Could every line of the data be printed exactly as it reads?

┌─ Input

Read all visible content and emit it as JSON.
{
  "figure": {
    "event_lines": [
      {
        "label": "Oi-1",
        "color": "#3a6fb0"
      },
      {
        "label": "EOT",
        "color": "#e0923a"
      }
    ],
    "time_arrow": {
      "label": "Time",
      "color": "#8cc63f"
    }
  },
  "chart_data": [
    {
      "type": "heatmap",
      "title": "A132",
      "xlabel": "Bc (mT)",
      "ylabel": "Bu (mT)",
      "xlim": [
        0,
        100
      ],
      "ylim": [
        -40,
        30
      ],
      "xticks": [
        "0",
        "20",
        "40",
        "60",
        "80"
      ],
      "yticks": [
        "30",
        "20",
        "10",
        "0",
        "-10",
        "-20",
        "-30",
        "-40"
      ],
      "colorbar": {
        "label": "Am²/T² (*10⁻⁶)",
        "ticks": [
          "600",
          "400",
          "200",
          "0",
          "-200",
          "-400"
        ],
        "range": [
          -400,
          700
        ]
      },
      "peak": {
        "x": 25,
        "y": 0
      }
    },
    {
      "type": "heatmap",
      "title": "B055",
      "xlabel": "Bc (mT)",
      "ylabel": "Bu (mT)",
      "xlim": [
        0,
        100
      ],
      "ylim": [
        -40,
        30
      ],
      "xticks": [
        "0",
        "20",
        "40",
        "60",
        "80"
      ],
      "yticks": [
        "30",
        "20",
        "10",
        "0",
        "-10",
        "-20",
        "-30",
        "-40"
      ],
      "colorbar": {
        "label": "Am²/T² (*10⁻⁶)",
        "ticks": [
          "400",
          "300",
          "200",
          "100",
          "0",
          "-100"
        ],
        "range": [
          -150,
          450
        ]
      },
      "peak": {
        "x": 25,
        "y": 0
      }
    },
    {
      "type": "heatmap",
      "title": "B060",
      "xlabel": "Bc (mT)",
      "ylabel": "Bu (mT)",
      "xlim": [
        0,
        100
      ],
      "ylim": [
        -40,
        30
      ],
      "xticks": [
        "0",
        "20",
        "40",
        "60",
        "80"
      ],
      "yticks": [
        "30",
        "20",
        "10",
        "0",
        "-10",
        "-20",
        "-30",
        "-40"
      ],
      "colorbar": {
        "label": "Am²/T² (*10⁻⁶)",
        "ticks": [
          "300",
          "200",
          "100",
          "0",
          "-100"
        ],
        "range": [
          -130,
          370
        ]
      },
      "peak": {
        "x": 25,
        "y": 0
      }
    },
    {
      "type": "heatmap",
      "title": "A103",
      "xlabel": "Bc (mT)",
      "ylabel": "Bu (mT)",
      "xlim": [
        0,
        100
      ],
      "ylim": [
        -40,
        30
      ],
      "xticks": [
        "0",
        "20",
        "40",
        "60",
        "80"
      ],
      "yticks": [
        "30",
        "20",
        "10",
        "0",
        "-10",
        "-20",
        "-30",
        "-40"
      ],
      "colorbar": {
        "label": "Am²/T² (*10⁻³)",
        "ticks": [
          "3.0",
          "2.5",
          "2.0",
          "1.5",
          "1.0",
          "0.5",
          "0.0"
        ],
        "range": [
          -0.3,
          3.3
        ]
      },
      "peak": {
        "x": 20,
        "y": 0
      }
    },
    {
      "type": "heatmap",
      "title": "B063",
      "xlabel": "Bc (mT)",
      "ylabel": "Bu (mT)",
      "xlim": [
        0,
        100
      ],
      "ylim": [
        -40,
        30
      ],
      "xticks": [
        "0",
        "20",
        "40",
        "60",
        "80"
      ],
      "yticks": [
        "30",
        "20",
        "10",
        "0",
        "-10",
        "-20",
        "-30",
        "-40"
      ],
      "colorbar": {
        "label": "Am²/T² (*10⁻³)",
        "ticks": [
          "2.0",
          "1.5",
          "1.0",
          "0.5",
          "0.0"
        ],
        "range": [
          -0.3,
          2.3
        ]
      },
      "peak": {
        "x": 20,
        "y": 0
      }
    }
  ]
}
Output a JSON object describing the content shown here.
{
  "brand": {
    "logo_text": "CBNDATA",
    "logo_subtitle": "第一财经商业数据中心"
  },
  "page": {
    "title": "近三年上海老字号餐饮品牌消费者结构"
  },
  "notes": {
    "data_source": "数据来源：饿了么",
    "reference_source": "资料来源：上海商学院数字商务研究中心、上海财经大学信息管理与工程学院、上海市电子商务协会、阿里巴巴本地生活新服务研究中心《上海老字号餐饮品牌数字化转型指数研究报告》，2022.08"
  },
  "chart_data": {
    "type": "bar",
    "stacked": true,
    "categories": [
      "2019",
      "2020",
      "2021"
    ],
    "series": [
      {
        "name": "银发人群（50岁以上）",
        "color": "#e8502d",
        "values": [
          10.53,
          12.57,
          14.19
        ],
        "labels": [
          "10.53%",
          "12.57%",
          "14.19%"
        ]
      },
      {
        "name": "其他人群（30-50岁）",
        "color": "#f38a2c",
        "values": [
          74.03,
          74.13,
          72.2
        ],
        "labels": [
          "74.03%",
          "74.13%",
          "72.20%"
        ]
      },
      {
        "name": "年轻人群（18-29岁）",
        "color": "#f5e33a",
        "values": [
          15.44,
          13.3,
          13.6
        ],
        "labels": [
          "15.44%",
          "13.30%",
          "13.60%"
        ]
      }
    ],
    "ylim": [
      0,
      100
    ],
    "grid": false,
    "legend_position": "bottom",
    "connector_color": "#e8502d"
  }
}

└─

▶ [Result of this exercise]
Read all visible content and emit it as JSON.
{
  "figure": {
    "event_lines": [
      {
        "label": "Oi-1",
        "color": "#3a6fb0"
      },
      {
        "label": "EOT",
        "color": "#e0923a"
      }
    ],
    "time_arrow": {
      "label": "Time",
      "color": "#8cc63f"
    }
  },
  "chart_data": [
    {
      "type": "heatmap",
      "title": "A132",
      "xlabel": "Bc (mT)",
      "ylabel": "Bu (mT)",
      "xlim": [
        0,
        100
      ],
      "ylim": [
        -40,
        30
      ],
      "xticks": [
        "0",
        "20",
        "40",
        "60",
        "80"
      ],
      "yticks": [
        "30",
        "20",
        "10",
        "0",
        "-10",
        "-20",
        "-30",
        "-40"
      ],
      "colorbar": {
        "label": "Am²/T² (*10⁻⁶)",
        "ticks": [
          "600",
          "400",
          "200",
          "0",
          "-200",
          "-400"
        ],
        "range": [
          -400,
          700
        ]
      },
      "peak": {
        "x": 25,
        "y": 0
      }
    },
    {
      "type": "heatmap",
      "title": "B055",
      "xlabel": "Bc (mT)",
      "ylabel": "Bu (mT)",
      "xlim": [
        0,
        100
      ],
      "ylim": [
        -40,
        30
      ],
      "xticks": [
        "0",
        "20",
        "40",
        "60",
        "80"
      ],
      "yticks": [
        "30",
        "20",
        "10",
        "0",
        "-10",
        "-20",
        "-30",
        "-40"
      ],
      "colorbar": {
        "label": "Am²/T² (*10⁻⁶)",
        "ticks": [
          "400",
          "300",
          "200",
          "100",
          "0",
          "-100"
        ],
        "range": [
          -150,
          450
        ]
      },
      "peak": {
        "x": 25,
        "y": 0
      }
    },
    {
      "type": "heatmap",
      "title": "B060",
      "xlabel": "Bc (mT)",
      "ylabel": "Bu (mT)",
      "xlim": [
        0,
        100
      ],
      "ylim": [
        -40,
        30
      ],
      "xticks": [
        "0",
        "20",
        "40",
        "60",
        "80"
      ],
      "yticks": [
        "30",
        "20",
        "10",
        "0",
        "-10",
        "-20",
        "-30",
        "-40"
      ],
      "colorbar": {
        "label": "Am²/T² (*10⁻⁶)",
        "ticks": [
          "300",
          "200",
          "100",
          "0",
          "-100"
        ],
        "range": [
          -130,
          370
        ]
      },
      "peak": {
        "x": 25,
        "y": 0
      }
    },
    {
      "type": "heatmap",
      "title": "A103",
      "xlabel": "Bc (mT)",
      "ylabel": "Bu (mT)",
      "xlim": [
        0,
        100
      ],
      "ylim": [
        -40,
        30
      ],
      "xticks": [
        "0",
        "20",
        "40",
        "60",
        "80"
      ],
      "yticks": [
        "30",
        "20",
        "10",
        "0",
        "-10",
        "-20",
        "-30",
        "-40"
      ],
      "colorbar": {
        "label": "Am²/T² (*10⁻³)",
        "ticks": [
          "3.0",
          "2.5",
          "2.0",
          "1.5",
          "1.0",
          "0.5",
          "0.0"
        ],
        "range": [
          -0.3,
          3.3
        ]
      },
      "peak": {
        "x": 20,
        "y": 0
      }
    },
    {
      "type": "heatmap",
      "title": "B063",
      "xlabel": "Bc (mT)",
      "ylabel": "Bu (mT)",
      "xlim": [
        0,
        100
      ],
      "ylim": [
        -40,
        30
      ],
      "xticks": [
        "0",
        "20",
        "40",
        "60",
        "80"
      ],
      "yticks": [
        "30",
        "20",
        "10",
        "0",
        "-10",
        "-20",
        "-30",
        "-40"
      ],
      "colorbar": {
        "label": "Am²/T² (*10⁻³)",
        "ticks": [
          "2.0",
          "1.5",
          "1.0",
          "0.5",
          "0.0"
        ],
        "range": [
          -0.3,
          2.3
        ]
      },
      "peak": {
        "x": 20,
        "y": 0
      }
    }
  ]
}
Output a JSON object describing the content shown here.
{
  "brand": {
    "logo_text": "CBNDATA",
    "logo_subtitle": "第一财经商业数据中心"
  },
  "page": {
    "title": "近三年上海老字号餐饮品牌消费者结构"
  },
  "notes": {
    "data_source": "数据来源：饿了么",
    "reference_source": "资料来源：上海商学院数字商务研究中心、上海财经大学信息管理与工程学院、上海市电子商务协会、阿里巴巴本地生活新服务研究中心《上海老字号餐饮品牌数字化转型指数研究报告》，2022.08"
  },
  "chart_data": {
    "type": "bar",
    "stacked": true,
    "categories": [
      "2019",
      "2020",
      "2021"
    ],
    "series": [
      {
        "name": "银发人群（50岁以上）",
        "color": "#e8502d",
        "values": [
          10.53,
          12.57,
          14.19
        ],
        "labels": [
          "10.53%",
          "12.57%",
          "14.19%"
        ]
      },
      {
        "name": "其他人群（30-50岁）",
        "color": "#f38a2c",
        "values": [
          74.03,
          74.13,
          72.2
        ],
        "labels": [
          "74.03%",
          "74.13%",
          "72.20%"
        ]
      },
      {
        "name": "年轻人群（18-29岁）",
        "color": "#f5e33a",
        "values": [
          15.44,
          13.3,
          13.6
        ],
        "labels": [
          "15.44%",
          "13.30%",
          "13.60%"
        ]
      }
    ],
    "ylim": [
      0,
      100
    ],
    "grid": false,
    "legend_position": "bottom",
    "connector_color": "#e8502d"
  }
}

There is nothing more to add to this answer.